Your tasks:
[1] In the creation commentary, which two symbols of chaos remained once the poet used the word/spirit model to analyze chaos?
[2] Reproduce verbatim the stretch of the creation commentary from "The poet ties" through "the stars twinkle.".

Source text:
::::
Your head is spinning with delight, confusion, and anticipation as you read the next line:

Gods said, "Let there be a space between the waters, to separate water from water."

The poet ties the word/spirit model ("gods said") to the dividing model ("to separate water from water") and introduces the next thing to be created after time: space. Of course, we're not speaking of the modern scientific idea of space here, but of space as we all know it—the sky over our heads, where the birds fly, the clouds float, the stars twinkle.

So gods made the space,
and separated the waters above the space from the waters below the space,
and so it was,
And gods called the space sky

The second day parallels the structure of the first: a new element is introduced on each day (light, space), and then a separation occurs (light from darkness, waters above from waters below), and then the new creation is named. You notice, immediately, that the creation of sky echoes the first verse, just as the creation of time did. But you also notice that day two does not completely parallel day one.

On day one, the chaos symbol (darkness) was incorporated into the creation of time, as night.

On day two, the chaos symbol (the waters) is divided, but it is never named—never becomes a part of the creation. This is the rough equivalent of a modern poet not producing a rhyme where the reader would expect one. You find yourself waiting for this break in parallels to be resolved.

Gods said, "let the waters under the sky be gathered into one place, so that dry land may appear. And so it was.

You didn't have to wait long. It dawns on you that this is a brilliant poetic stroke, in multiple ways.

The poet introduced the poem with three elements: time, space, and the physical environment. But when the poet used the word/spirit model to analyze chaos, we were left with only two symbols of chaos: darkness and the waters of the deep.

If the poet was going to follow the pattern of day one, and use a chaos symbol (darkness) and its newly created opposite (light), in each case, we would run out of chaos symbols before the earth has been created. By not naming the sea on day two—by leaving the waters below as an unresolved symbol of chaos—the poet has solved this problem. Darkness is conquered on day one; the waters, on days two and three.

And this division beautifully parallels the unusual structure of the very first sentence:

First Sentence: In the beginning (time) The sky and the earth (space and  matter)
::::
Dataset rows:
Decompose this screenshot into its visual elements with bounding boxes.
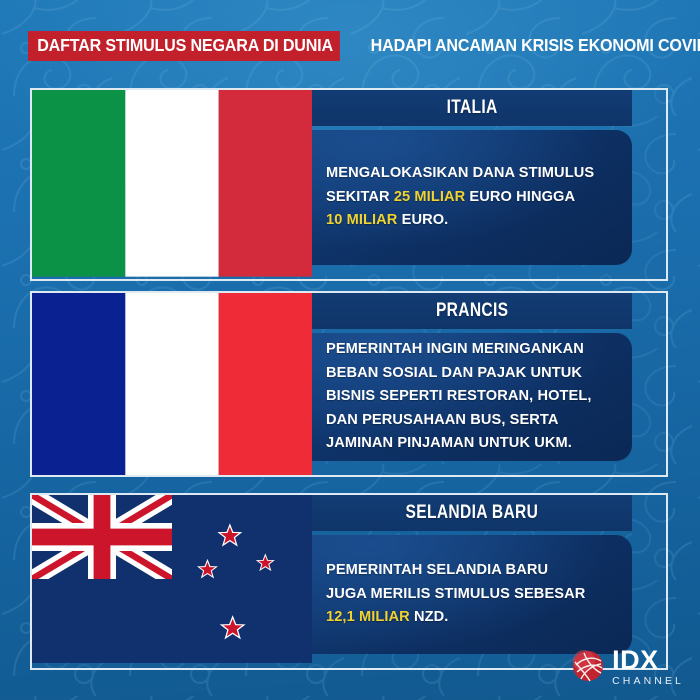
country-body: PEMERINTAH SELANDIA BARUJUGA MERILIS STI… xyxy=(312,535,632,654)
idx-name: IDX xyxy=(612,647,684,674)
country-card-italia[interactable]: ITALIA MENGALOKASIKAN DANA STIMULUSSEKIT… xyxy=(30,88,668,281)
country-title-bar: ITALIA xyxy=(312,90,632,126)
country-title: ITALIA xyxy=(446,97,497,119)
idx-wordmark: IDX CHANNEL xyxy=(612,647,684,687)
country-description: PEMERINTAH INGIN MERINGANKANBEBAN SOSIAL… xyxy=(312,338,606,456)
infographic-root: DAFTAR STIMULUS NEGARA DI DUNIA HADAPI A… xyxy=(0,0,700,700)
headline: DAFTAR STIMULUS NEGARA DI DUNIA HADAPI A… xyxy=(0,29,700,63)
country-title: PRANCIS xyxy=(436,300,508,322)
country-body: PEMERINTAH INGIN MERINGANKANBEBAN SOSIAL… xyxy=(312,333,632,461)
headline-highlight: DAFTAR STIMULUS NEGARA DI DUNIA xyxy=(28,31,340,62)
country-title-bar: SELANDIA BARU xyxy=(312,495,632,531)
country-body: MENGALOKASIKAN DANA STIMULUSSEKITAR 25 M… xyxy=(312,130,632,265)
flag-container xyxy=(32,495,312,668)
new-zealand-flag xyxy=(32,495,312,663)
text-panel: SELANDIA BARU PEMERINTAH SELANDIA BARUJU… xyxy=(312,495,666,668)
country-description: PEMERINTAH SELANDIA BARUJUGA MERILIS STI… xyxy=(312,559,599,630)
italy-flag xyxy=(32,90,312,277)
flag-container xyxy=(32,293,312,475)
idx-subtitle: CHANNEL xyxy=(612,676,684,687)
flag-container xyxy=(32,90,312,279)
headline-rest: HADAPI ANCAMAN KRISIS EKONOMI COVID-19 xyxy=(367,37,700,55)
country-title: SELANDIA BARU xyxy=(406,502,539,524)
country-title-bar: PRANCIS xyxy=(312,293,632,329)
idx-sphere-icon xyxy=(571,649,605,683)
text-panel: ITALIA MENGALOKASIKAN DANA STIMULUSSEKIT… xyxy=(312,90,666,279)
country-card-prancis[interactable]: PRANCIS PEMERINTAH INGIN MERINGANKANBEBA… xyxy=(30,291,668,477)
country-description: MENGALOKASIKAN DANA STIMULUSSEKITAR 25 M… xyxy=(312,162,608,233)
idx-channel-logo: IDX CHANNEL xyxy=(571,647,684,687)
text-panel: PRANCIS PEMERINTAH INGIN MERINGANKANBEBA… xyxy=(312,293,666,475)
country-card-selandia-baru[interactable]: SELANDIA BARU PEMERINTAH SELANDIA BARUJU… xyxy=(30,493,668,670)
france-flag xyxy=(32,293,312,475)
::::
Per-task answers:
[1] Darkness and the waters of the deep.

[2]
The poet ties the word/spirit model ("gods said") to the dividing model ("to separate water from water") and introduces the next thing to be created after time: space. Of course, we're not speaking of the modern scientific idea of space here, but of space as we all know it—the sky over our heads, where the birds fly, the clouds float, the stars twinkle.